- EXERCISE DETAILS -
Transcribe each entry below exactly. Pictures do not go in the copy.

########

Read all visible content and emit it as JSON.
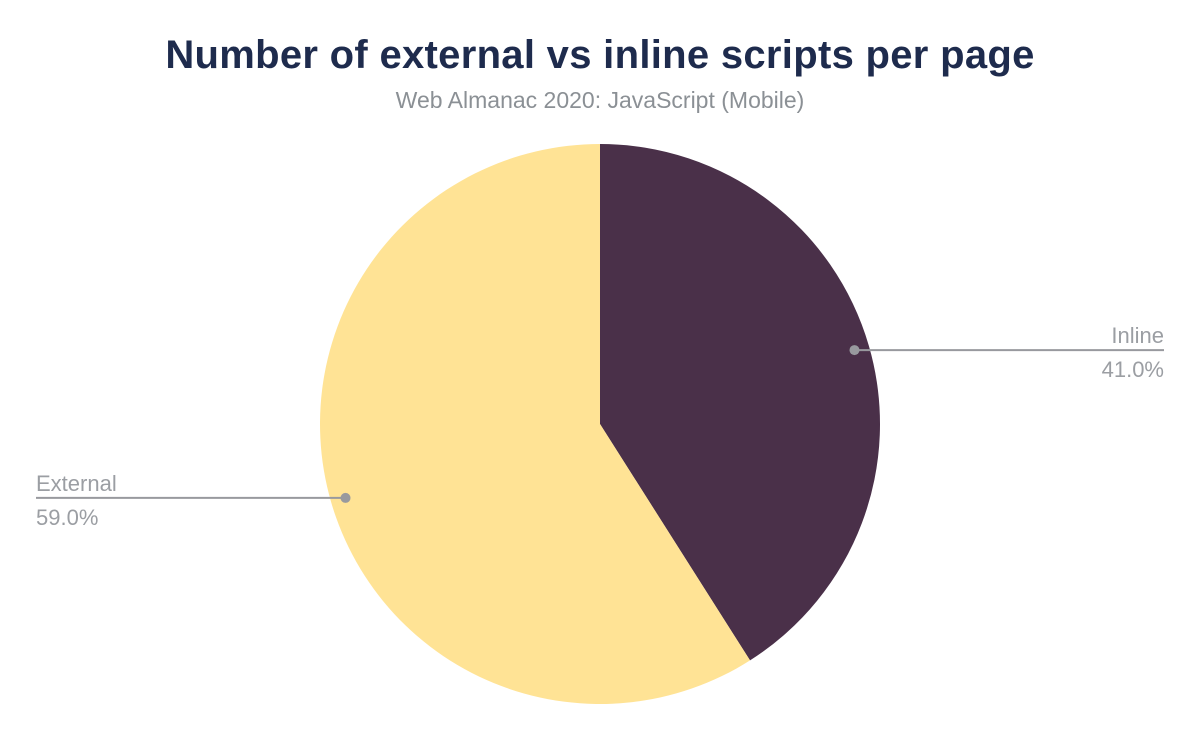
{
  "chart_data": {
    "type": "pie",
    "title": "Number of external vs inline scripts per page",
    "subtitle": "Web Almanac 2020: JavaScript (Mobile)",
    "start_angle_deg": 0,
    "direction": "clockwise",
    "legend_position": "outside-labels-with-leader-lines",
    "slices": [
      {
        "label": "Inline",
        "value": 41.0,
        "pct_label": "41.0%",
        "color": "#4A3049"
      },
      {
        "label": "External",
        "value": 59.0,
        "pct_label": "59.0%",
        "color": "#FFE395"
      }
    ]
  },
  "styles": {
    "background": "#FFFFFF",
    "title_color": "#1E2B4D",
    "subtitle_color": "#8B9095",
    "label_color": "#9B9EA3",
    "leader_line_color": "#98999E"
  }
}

########

- EXPECTED OUTPUT -
Read all visible content and emit it as JSON.
{
  "chart_data": {
    "type": "pie",
    "title": "Number of external vs inline scripts per page",
    "subtitle": "Web Almanac 2020: JavaScript (Mobile)",
    "start_angle_deg": 0,
    "direction": "clockwise",
    "legend_position": "outside-labels-with-leader-lines",
    "slices": [
      {
        "label": "Inline",
        "value": 41.0,
        "pct_label": "41.0%",
        "color": "#4A3049"
      },
      {
        "label": "External",
        "value": 59.0,
        "pct_label": "59.0%",
        "color": "#FFE395"
      }
    ]
  },
  "styles": {
    "background": "#FFFFFF",
    "title_color": "#1E2B4D",
    "subtitle_color": "#8B9095",
    "label_color": "#9B9EA3",
    "leader_line_color": "#98999E"
  }
}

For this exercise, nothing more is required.